### What is needed
Set out the lines below as a Markdown table with the columns "Row" and "Line," one numbered row per line. Skip blank lines, and leave the pictures out of your answer.
▼
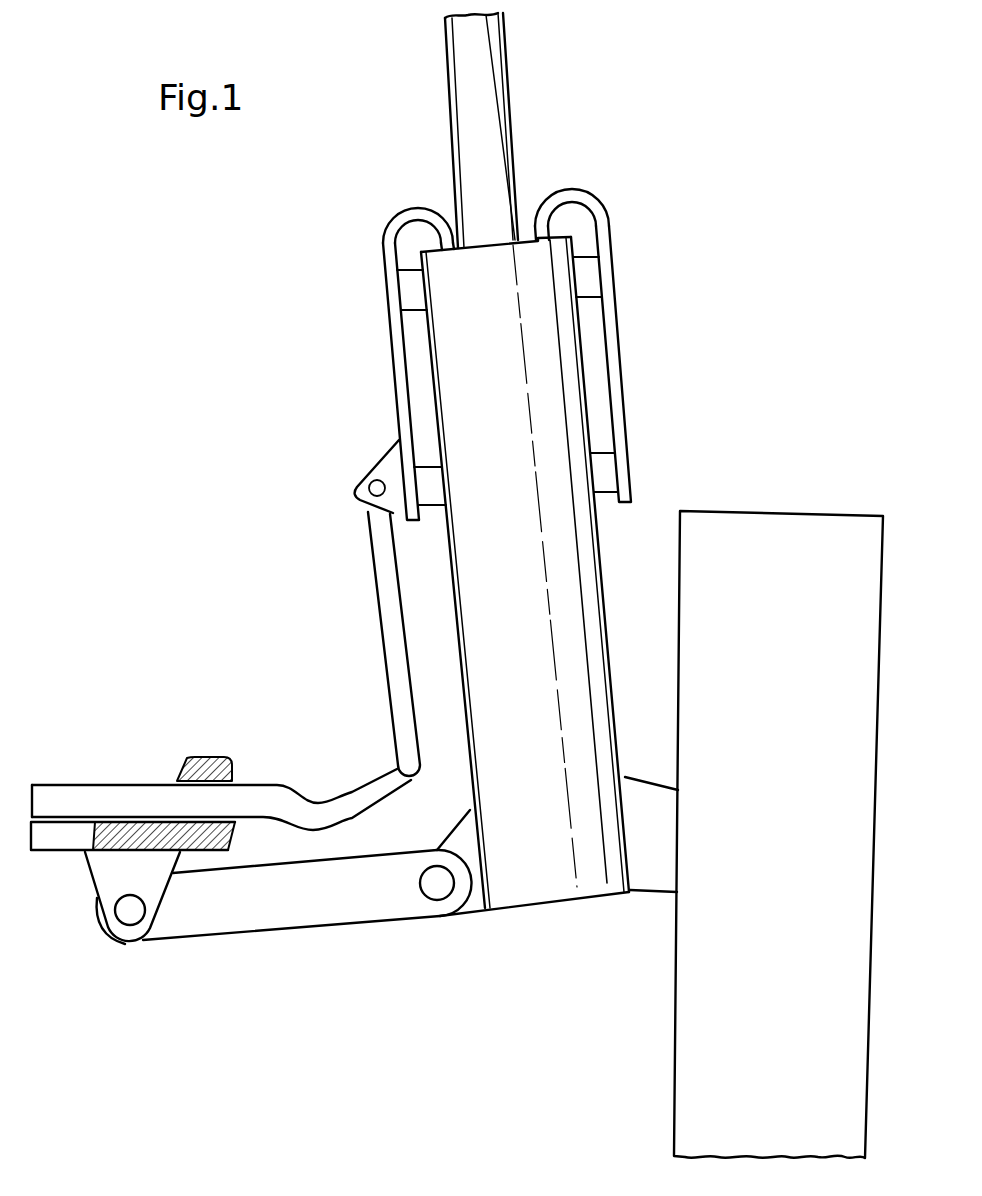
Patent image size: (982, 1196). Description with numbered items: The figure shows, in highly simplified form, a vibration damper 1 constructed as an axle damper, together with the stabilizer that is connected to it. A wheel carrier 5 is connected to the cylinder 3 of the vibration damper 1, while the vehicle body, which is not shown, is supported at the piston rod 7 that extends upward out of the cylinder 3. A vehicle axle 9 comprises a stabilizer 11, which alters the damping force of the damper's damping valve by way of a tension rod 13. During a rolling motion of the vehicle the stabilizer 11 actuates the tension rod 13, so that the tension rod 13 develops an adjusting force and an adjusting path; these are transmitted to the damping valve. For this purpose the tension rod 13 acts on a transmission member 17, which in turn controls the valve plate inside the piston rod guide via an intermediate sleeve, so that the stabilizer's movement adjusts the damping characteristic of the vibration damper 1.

The vibration damper 1 is at (587, 174).
The cylinder 3 is at (588, 548).
The wheel carrier 5 is at (655, 873).
The piston rod 7 is at (502, 98).
The vehicle axle 9 is at (256, 913).
The stabilizer 11 is at (275, 793).
The tension rod 13 is at (388, 605).
The transmission member 17 is at (397, 363).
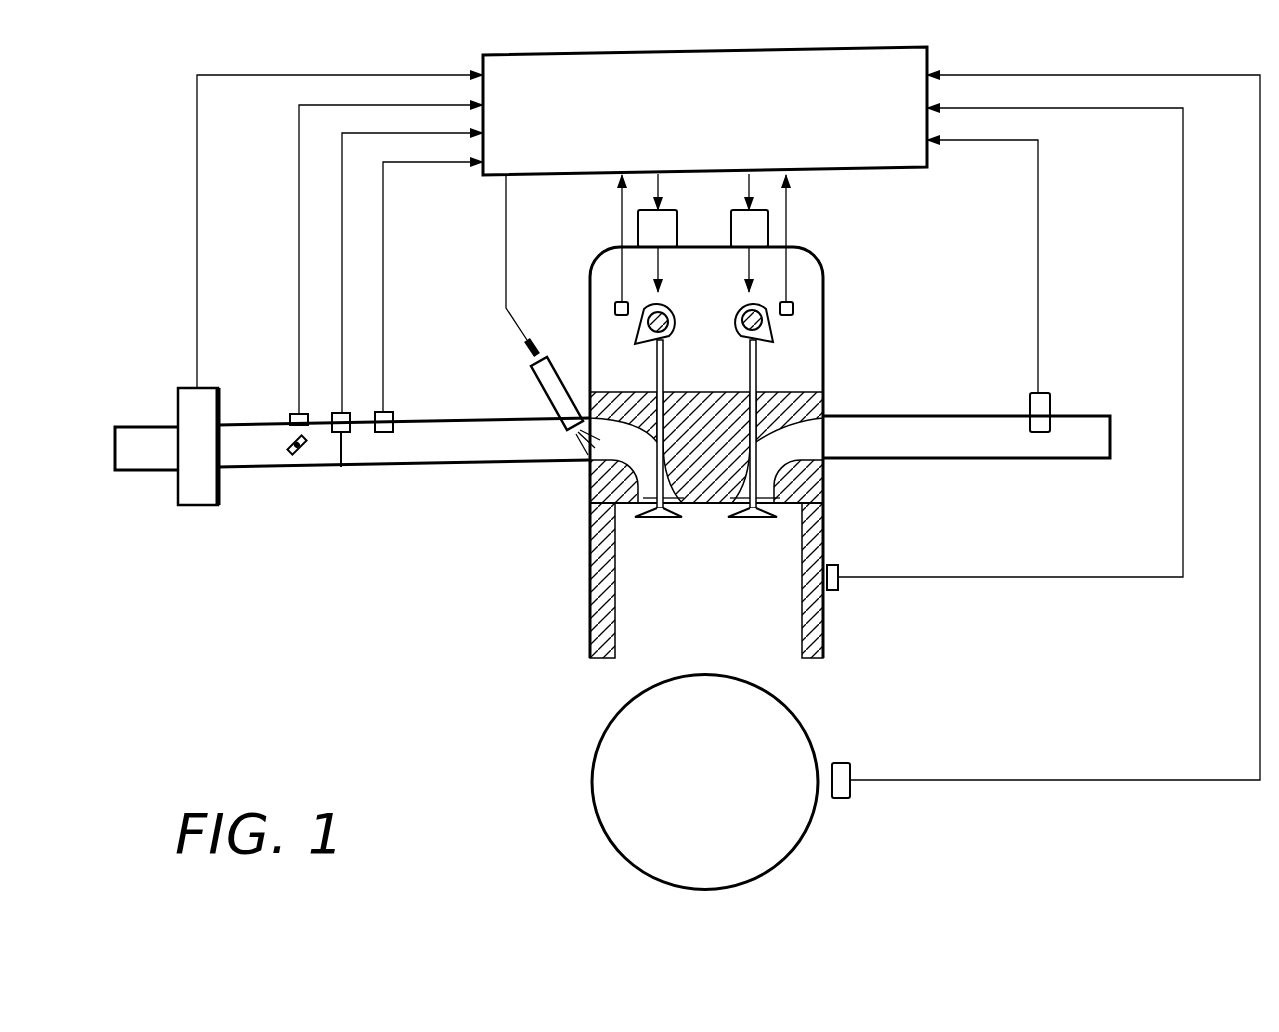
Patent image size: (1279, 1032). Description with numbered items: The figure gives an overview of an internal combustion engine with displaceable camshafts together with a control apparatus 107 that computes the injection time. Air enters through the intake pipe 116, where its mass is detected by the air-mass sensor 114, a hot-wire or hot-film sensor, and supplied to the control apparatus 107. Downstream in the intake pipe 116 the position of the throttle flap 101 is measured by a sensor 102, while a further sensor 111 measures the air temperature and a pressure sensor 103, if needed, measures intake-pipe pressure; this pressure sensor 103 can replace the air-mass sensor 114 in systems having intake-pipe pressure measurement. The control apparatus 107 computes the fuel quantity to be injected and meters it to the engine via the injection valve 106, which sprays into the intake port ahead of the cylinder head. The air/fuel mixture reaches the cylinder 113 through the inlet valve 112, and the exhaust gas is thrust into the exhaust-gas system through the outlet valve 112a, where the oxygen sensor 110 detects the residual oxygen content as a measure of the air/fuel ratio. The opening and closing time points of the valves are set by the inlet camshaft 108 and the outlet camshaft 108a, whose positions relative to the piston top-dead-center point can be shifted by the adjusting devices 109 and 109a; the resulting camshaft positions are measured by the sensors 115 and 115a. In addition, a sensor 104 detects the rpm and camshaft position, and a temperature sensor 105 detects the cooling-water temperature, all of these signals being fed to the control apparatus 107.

The throttle flap 101 is at (292, 453).
The sensor 102 is at (290, 420).
The pressure sensor 103 is at (342, 468).
The sensor 104 is at (848, 770).
The temperature sensor 105 is at (840, 592).
The injection valve 106 is at (545, 384).
The control apparatus 107 is at (667, 138).
The inlet camshaft 108 is at (672, 334).
The outlet camshaft 108a is at (773, 334).
The adjusting device 109 is at (640, 225).
The adjusting device 109a is at (768, 225).
The oxygen sensor 110 is at (1042, 410).
The sensor 111 is at (390, 422).
The inlet valve 112 is at (661, 522).
The outlet valve 112a is at (753, 522).
The cylinder 113 is at (682, 647).
The air-mass sensor 114 is at (200, 507).
The sensor 115 is at (615, 306).
The sensor 115a is at (793, 306).
The intake pipe 116 is at (479, 447).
▲
### Problem solution
| Row | Line |
|---|---|
| 1 | Patent image size: (982, 1196). Description with numbered items: The figure shows, in highly simplified form, a vibration damper 1 constructed as an axle damper, together with the stabilizer that is connected to it. A wheel carrier 5 is connected to the cylinder 3 of the vibration damper 1, while the vehicle body, which is not shown, is supported at the piston rod 7 that extends upward out of the cylinder 3. A vehicle axle 9 comprises a stabilizer 11, which alters the damping force of the damper's damping valve by way of a tension rod 13. During a rolling motion of the vehicle the stabilizer 11 actuates the tension rod 13, so that the tension rod 13 develops an adjusting force and an adjusting path; these are transmitted to the damping valve. For this purpose the tension rod 13 acts on a transmission member 17, which in turn controls the valve plate inside the piston rod guide via an intermediate sleeve, so that the stabilizer's movement adjusts the damping characteristic of the vibration damper 1. |
| 2 | The vibration damper 1 is at (587, 174). |
| 3 | The cylinder 3 is at (588, 548). |
| 4 | The wheel carrier 5 is at (655, 873). |
| 5 | The piston rod 7 is at (502, 98). |
| 6 | The vehicle axle 9 is at (256, 913). |
| 7 | The stabilizer 11 is at (275, 793). |
| 8 | The tension rod 13 is at (388, 605). |
| 9 | The transmission member 17 is at (397, 363). |
| 10 | Patent image size: (1279, 1032). Description with numbered items: The figure gives an overview of an internal combustion engine with displaceable camshafts together with a control apparatus 107 that computes the injection time. Air enters through the intake pipe 116, where its mass is detected by the air-mass sensor 114, a hot-wire or hot-film sensor, and supplied to the control apparatus 107. Downstream in the intake pipe 116 the position of the throttle flap 101 is measured by a sensor 102, while a further sensor 111 measures the air temperature and a pressure sensor 103, if needed, measures intake-pipe pressure; this pressure sensor 103 can replace the air-mass sensor 114 in systems having intake-pipe pressure measurement. The control apparatus 107 computes the fuel quantity to be injected and meters it to the engine via the injection valve 106, which sprays into the intake port ahead of the cylinder head. The air/fuel mixture reaches the cylinder 113 through the inlet valve 112, and the exhaust gas is thrust into the exhaust-gas system through the outlet valve 112a, where the oxygen sensor 110 detects the residual oxygen content as a measure of the air/fuel ratio. The opening and closing time points of the valves are set by the inlet camshaft 108 and the outlet camshaft 108a, whose positions relative to the piston top-dead-center point can be shifted by the adjusting devices 109 and 109a; the resulting camshaft positions are measured by the sensors 115 and 115a. In addition, a sensor 104 detects the rpm and camshaft position, and a temperature sensor 105 detects the cooling-water temperature, all of these signals being fed to the control apparatus 107. |
| 11 | The throttle flap 101 is at (292, 453). |
| 12 | The sensor 102 is at (290, 420). |
| 13 | The pressure sensor 103 is at (342, 468). |
| 14 | The sensor 104 is at (848, 770). |
| 15 | The temperature sensor 105 is at (840, 592). |
| 16 | The injection valve 106 is at (545, 384). |
| 17 | The control apparatus 107 is at (667, 138). |
| 18 | The inlet camshaft 108 is at (672, 334). |
| 19 | The outlet camshaft 108a is at (773, 334). |
| 20 | The adjusting device 109 is at (640, 225). |
| 21 | The adjusting device 109a is at (768, 225). |
| 22 | The oxygen sensor 110 is at (1042, 410). |
| 23 | The sensor 111 is at (390, 422). |
| 24 | The inlet valve 112 is at (661, 522). |
| 25 | The outlet valve 112a is at (753, 522). |
| 26 | The cylinder 113 is at (682, 647). |
| 27 | The air-mass sensor 114 is at (200, 507). |
| 28 | The sensor 115 is at (615, 306). |
| 29 | The sensor 115a is at (793, 306). |
| 30 | The intake pipe 116 is at (479, 447). |